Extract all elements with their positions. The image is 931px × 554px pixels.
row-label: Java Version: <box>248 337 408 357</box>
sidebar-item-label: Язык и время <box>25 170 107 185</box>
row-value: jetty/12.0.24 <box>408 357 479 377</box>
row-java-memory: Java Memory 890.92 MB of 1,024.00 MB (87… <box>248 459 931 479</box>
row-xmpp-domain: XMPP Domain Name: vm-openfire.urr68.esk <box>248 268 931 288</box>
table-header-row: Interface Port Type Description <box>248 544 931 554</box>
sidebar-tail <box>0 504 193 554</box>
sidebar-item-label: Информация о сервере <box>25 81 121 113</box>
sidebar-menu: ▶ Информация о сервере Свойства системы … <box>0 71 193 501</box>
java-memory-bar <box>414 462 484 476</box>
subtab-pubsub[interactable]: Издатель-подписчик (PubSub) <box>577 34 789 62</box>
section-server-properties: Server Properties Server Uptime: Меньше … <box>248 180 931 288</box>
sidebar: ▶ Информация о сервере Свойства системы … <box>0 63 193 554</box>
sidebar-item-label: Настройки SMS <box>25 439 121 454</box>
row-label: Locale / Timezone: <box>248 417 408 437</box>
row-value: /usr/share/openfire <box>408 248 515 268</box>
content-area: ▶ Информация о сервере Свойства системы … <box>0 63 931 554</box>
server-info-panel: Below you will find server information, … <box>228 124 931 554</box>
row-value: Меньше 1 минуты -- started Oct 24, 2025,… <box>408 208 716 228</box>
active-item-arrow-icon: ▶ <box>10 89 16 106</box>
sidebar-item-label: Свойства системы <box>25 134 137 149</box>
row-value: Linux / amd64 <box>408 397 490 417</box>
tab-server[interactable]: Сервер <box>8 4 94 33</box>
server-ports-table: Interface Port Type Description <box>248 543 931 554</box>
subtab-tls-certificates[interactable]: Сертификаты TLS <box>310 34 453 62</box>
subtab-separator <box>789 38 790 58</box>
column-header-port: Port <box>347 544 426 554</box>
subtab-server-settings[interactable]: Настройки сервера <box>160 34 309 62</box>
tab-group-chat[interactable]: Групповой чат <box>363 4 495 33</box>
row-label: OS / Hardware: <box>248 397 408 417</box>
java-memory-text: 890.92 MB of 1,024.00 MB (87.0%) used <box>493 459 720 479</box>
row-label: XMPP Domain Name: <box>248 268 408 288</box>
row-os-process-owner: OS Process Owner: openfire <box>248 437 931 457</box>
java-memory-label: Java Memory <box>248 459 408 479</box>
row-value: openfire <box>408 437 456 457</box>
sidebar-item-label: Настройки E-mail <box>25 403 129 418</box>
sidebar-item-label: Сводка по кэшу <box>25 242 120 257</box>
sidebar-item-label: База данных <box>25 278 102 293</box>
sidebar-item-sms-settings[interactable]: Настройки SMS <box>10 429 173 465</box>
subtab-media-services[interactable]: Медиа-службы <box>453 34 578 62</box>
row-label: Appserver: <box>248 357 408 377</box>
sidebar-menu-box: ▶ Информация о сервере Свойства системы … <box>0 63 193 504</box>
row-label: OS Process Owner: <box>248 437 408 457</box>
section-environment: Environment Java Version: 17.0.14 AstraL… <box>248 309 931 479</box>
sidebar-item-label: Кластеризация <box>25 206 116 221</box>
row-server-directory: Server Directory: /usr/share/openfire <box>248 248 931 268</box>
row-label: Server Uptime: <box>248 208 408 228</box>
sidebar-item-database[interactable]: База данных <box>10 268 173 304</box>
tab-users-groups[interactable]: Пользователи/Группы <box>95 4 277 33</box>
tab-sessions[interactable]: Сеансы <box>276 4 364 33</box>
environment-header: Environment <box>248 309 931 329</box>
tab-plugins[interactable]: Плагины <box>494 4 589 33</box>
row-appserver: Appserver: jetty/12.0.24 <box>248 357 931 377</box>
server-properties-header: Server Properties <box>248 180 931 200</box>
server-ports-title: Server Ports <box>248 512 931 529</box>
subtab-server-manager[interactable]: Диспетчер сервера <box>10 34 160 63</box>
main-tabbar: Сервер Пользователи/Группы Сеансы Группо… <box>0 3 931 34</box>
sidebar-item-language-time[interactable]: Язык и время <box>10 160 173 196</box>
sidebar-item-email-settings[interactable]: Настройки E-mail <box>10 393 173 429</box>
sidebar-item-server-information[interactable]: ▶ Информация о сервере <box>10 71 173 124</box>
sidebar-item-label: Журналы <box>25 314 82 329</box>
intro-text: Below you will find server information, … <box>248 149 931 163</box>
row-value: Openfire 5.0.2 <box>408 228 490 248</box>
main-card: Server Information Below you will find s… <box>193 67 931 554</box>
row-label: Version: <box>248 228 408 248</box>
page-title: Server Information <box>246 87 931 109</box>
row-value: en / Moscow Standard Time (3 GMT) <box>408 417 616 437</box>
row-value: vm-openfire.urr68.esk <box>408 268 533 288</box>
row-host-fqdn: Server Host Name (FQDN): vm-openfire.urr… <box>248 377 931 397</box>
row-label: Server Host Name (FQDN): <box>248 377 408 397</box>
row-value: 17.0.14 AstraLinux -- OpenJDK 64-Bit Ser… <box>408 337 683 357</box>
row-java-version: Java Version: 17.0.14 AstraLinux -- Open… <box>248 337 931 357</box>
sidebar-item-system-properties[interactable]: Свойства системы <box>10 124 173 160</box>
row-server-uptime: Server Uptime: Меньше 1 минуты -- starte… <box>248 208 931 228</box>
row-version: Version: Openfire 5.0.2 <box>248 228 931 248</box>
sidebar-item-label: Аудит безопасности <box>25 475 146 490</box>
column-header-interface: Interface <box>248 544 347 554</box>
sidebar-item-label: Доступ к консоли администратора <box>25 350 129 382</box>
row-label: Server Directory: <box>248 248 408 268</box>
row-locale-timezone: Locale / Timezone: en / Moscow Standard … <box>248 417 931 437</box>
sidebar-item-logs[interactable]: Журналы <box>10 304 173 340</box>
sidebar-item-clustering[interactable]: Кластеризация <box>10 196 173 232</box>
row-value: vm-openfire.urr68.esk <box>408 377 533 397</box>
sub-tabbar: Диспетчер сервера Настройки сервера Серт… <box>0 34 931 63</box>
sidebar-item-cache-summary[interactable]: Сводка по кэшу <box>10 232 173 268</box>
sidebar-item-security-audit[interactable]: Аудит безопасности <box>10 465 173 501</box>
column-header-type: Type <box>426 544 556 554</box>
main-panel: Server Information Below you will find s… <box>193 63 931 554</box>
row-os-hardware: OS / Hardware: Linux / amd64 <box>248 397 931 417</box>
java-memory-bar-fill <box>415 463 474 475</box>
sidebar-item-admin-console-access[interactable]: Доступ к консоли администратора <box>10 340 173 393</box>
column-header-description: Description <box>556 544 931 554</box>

· · · · · · ·

#### EXERCISE
Copy out every one of the lines above again, word for word.

#### RESPONSE TO THIS TASK
Extract all elements with their positions. The image is 931px × 554px pixels.
row-label: Java Version: <box>248 337 408 357</box>
sidebar-item-label: Язык и время <box>25 170 107 185</box>
row-value: jetty/12.0.24 <box>408 357 479 377</box>
row-java-memory: Java Memory 890.92 MB of 1,024.00 MB (87… <box>248 459 931 479</box>
row-xmpp-domain: XMPP Domain Name: vm-openfire.urr68.esk <box>248 268 931 288</box>
table-header-row: Interface Port Type Description <box>248 544 931 554</box>
sidebar-tail <box>0 504 193 554</box>
sidebar-item-label: Информация о сервере <box>25 81 121 113</box>
sidebar-menu: ▶ Информация о сервере Свойства системы … <box>0 71 193 501</box>
java-memory-bar <box>414 462 484 476</box>
subtab-pubsub[interactable]: Издатель-подписчик (PubSub) <box>577 34 789 62</box>
section-server-properties: Server Properties Server Uptime: Меньше … <box>248 180 931 288</box>
sidebar: ▶ Информация о сервере Свойства системы … <box>0 63 193 554</box>
sidebar-item-label: Настройки SMS <box>25 439 121 454</box>
row-label: Locale / Timezone: <box>248 417 408 437</box>
row-value: /usr/share/openfire <box>408 248 515 268</box>
content-area: ▶ Информация о сервере Свойства системы … <box>0 63 931 554</box>
server-info-panel: Below you will find server information, … <box>228 124 931 554</box>
row-value: Меньше 1 минуты -- started Oct 24, 2025,… <box>408 208 716 228</box>
active-item-arrow-icon: ▶ <box>10 89 16 106</box>
sidebar-item-label: Свойства системы <box>25 134 137 149</box>
row-value: Linux / amd64 <box>408 397 490 417</box>
tab-server[interactable]: Сервер <box>8 4 94 33</box>
server-ports-table: Interface Port Type Description <box>248 543 931 554</box>
subtab-tls-certificates[interactable]: Сертификаты TLS <box>310 34 453 62</box>
subtab-separator <box>789 38 790 58</box>
column-header-port: Port <box>347 544 426 554</box>
subtab-server-settings[interactable]: Настройки сервера <box>160 34 309 62</box>
tab-group-chat[interactable]: Групповой чат <box>363 4 495 33</box>
row-label: OS / Hardware: <box>248 397 408 417</box>
java-memory-text: 890.92 MB of 1,024.00 MB (87.0%) used <box>493 459 720 479</box>
row-label: XMPP Domain Name: <box>248 268 408 288</box>
row-os-process-owner: OS Process Owner: openfire <box>248 437 931 457</box>
java-memory-label: Java Memory <box>248 459 408 479</box>
row-value: openfire <box>408 437 456 457</box>
sidebar-item-label: Настройки E-mail <box>25 403 129 418</box>
sidebar-item-label: Сводка по кэшу <box>25 242 120 257</box>
sidebar-item-label: База данных <box>25 278 102 293</box>
sidebar-item-sms-settings[interactable]: Настройки SMS <box>10 429 173 465</box>
subtab-media-services[interactable]: Медиа-службы <box>453 34 578 62</box>
row-label: Appserver: <box>248 357 408 377</box>
sidebar-menu-box: ▶ Информация о сервере Свойства системы … <box>0 63 193 504</box>
row-label: OS Process Owner: <box>248 437 408 457</box>
section-environment: Environment Java Version: 17.0.14 AstraL… <box>248 309 931 479</box>
sidebar-item-label: Кластеризация <box>25 206 116 221</box>
row-server-directory: Server Directory: /usr/share/openfire <box>248 248 931 268</box>
row-label: Server Uptime: <box>248 208 408 228</box>
sidebar-item-database[interactable]: База данных <box>10 268 173 304</box>
tab-users-groups[interactable]: Пользователи/Группы <box>95 4 277 33</box>
tab-sessions[interactable]: Сеансы <box>276 4 364 33</box>
environment-header: Environment <box>248 309 931 329</box>
tab-plugins[interactable]: Плагины <box>494 4 589 33</box>
row-appserver: Appserver: jetty/12.0.24 <box>248 357 931 377</box>
server-properties-header: Server Properties <box>248 180 931 200</box>
server-ports-title: Server Ports <box>248 512 931 529</box>
subtab-server-manager[interactable]: Диспетчер сервера <box>10 34 160 63</box>
main-tabbar: Сервер Пользователи/Группы Сеансы Группо… <box>0 3 931 34</box>
sidebar-item-language-time[interactable]: Язык и время <box>10 160 173 196</box>
sidebar-item-email-settings[interactable]: Настройки E-mail <box>10 393 173 429</box>
sidebar-item-server-information[interactable]: ▶ Информация о сервере <box>10 71 173 124</box>
sidebar-item-label: Журналы <box>25 314 82 329</box>
intro-text: Below you will find server information, … <box>248 149 931 163</box>
row-value: Openfire 5.0.2 <box>408 228 490 248</box>
main-card: Server Information Below you will find s… <box>193 67 931 554</box>
row-label: Version: <box>248 228 408 248</box>
page-title: Server Information <box>246 87 931 109</box>
row-value: en / Moscow Standard Time (3 GMT) <box>408 417 616 437</box>
row-value: vm-openfire.urr68.esk <box>408 268 533 288</box>
row-host-fqdn: Server Host Name (FQDN): vm-openfire.urr… <box>248 377 931 397</box>
row-label: Server Host Name (FQDN): <box>248 377 408 397</box>
row-value: 17.0.14 AstraLinux -- OpenJDK 64-Bit Ser… <box>408 337 683 357</box>
row-java-version: Java Version: 17.0.14 AstraLinux -- Open… <box>248 337 931 357</box>
sidebar-item-system-properties[interactable]: Свойства системы <box>10 124 173 160</box>
row-server-uptime: Server Uptime: Меньше 1 минуты -- starte… <box>248 208 931 228</box>
row-version: Version: Openfire 5.0.2 <box>248 228 931 248</box>
sidebar-item-label: Аудит безопасности <box>25 475 146 490</box>
column-header-interface: Interface <box>248 544 347 554</box>
sidebar-item-label: Доступ к консоли администратора <box>25 350 129 382</box>
row-label: Server Directory: <box>248 248 408 268</box>
row-locale-timezone: Locale / Timezone: en / Moscow Standard … <box>248 417 931 437</box>
sidebar-item-logs[interactable]: Журналы <box>10 304 173 340</box>
sidebar-item-clustering[interactable]: Кластеризация <box>10 196 173 232</box>
row-value: vm-openfire.urr68.esk <box>408 377 533 397</box>
sub-tabbar: Диспетчер сервера Настройки сервера Серт… <box>0 34 931 63</box>
sidebar-item-cache-summary[interactable]: Сводка по кэшу <box>10 232 173 268</box>
sidebar-item-security-audit[interactable]: Аудит безопасности <box>10 465 173 501</box>
column-header-type: Type <box>426 544 556 554</box>
main-panel: Server Information Below you will find s… <box>193 63 931 554</box>
row-os-hardware: OS / Hardware: Linux / amd64 <box>248 397 931 417</box>
java-memory-bar-fill <box>415 463 474 475</box>
sidebar-item-admin-console-access[interactable]: Доступ к консоли администратора <box>10 340 173 393</box>
column-header-description: Description <box>556 544 931 554</box>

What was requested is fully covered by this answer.